━━ DATA SHOWN

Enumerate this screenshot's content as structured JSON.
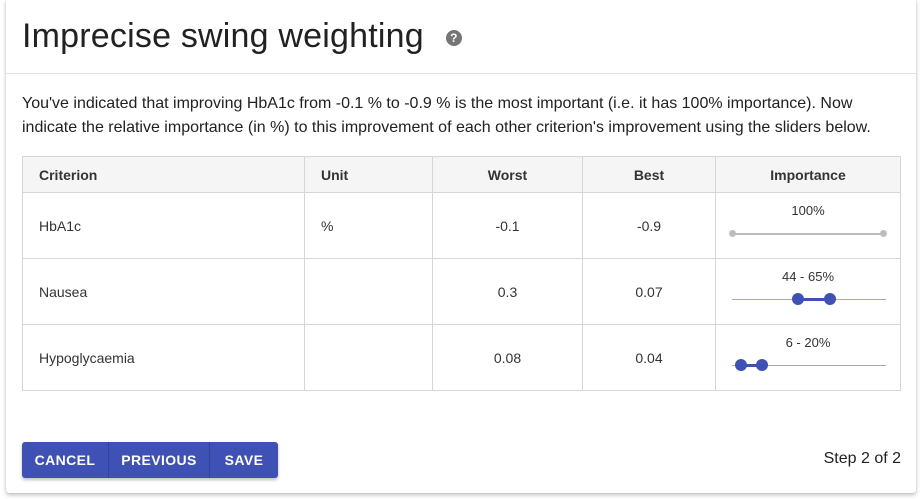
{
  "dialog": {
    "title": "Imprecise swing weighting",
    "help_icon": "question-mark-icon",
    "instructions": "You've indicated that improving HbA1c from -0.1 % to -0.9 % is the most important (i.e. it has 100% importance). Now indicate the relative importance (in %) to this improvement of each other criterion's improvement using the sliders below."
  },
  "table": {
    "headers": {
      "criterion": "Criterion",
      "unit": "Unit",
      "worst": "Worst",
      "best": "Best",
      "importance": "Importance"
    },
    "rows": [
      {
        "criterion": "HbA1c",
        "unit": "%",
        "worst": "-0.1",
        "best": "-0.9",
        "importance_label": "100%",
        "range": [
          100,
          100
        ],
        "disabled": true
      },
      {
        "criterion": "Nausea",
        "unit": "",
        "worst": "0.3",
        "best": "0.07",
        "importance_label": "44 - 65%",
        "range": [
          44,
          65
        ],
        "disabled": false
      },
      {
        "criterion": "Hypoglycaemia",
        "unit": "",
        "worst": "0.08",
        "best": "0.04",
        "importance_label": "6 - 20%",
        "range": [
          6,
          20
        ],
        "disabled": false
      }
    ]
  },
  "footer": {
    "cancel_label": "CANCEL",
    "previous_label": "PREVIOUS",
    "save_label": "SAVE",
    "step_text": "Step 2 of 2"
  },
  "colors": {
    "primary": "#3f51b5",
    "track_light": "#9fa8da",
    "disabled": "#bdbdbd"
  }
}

━━━━

* [YOUR OBJECTIVE]: Omit the pictures. Transcribe every record exactly.

* [RESPONSE TO THE EXERCISE]:
Enumerate this screenshot's content as structured JSON.
{
  "dialog": {
    "title": "Imprecise swing weighting",
    "help_icon": "question-mark-icon",
    "instructions": "You've indicated that improving HbA1c from -0.1 % to -0.9 % is the most important (i.e. it has 100% importance). Now indicate the relative importance (in %) to this improvement of each other criterion's improvement using the sliders below."
  },
  "table": {
    "headers": {
      "criterion": "Criterion",
      "unit": "Unit",
      "worst": "Worst",
      "best": "Best",
      "importance": "Importance"
    },
    "rows": [
      {
        "criterion": "HbA1c",
        "unit": "%",
        "worst": "-0.1",
        "best": "-0.9",
        "importance_label": "100%",
        "range": [
          100,
          100
        ],
        "disabled": true
      },
      {
        "criterion": "Nausea",
        "unit": "",
        "worst": "0.3",
        "best": "0.07",
        "importance_label": "44 - 65%",
        "range": [
          44,
          65
        ],
        "disabled": false
      },
      {
        "criterion": "Hypoglycaemia",
        "unit": "",
        "worst": "0.08",
        "best": "0.04",
        "importance_label": "6 - 20%",
        "range": [
          6,
          20
        ],
        "disabled": false
      }
    ]
  },
  "footer": {
    "cancel_label": "CANCEL",
    "previous_label": "PREVIOUS",
    "save_label": "SAVE",
    "step_text": "Step 2 of 2"
  },
  "colors": {
    "primary": "#3f51b5",
    "track_light": "#9fa8da",
    "disabled": "#bdbdbd"
  }
}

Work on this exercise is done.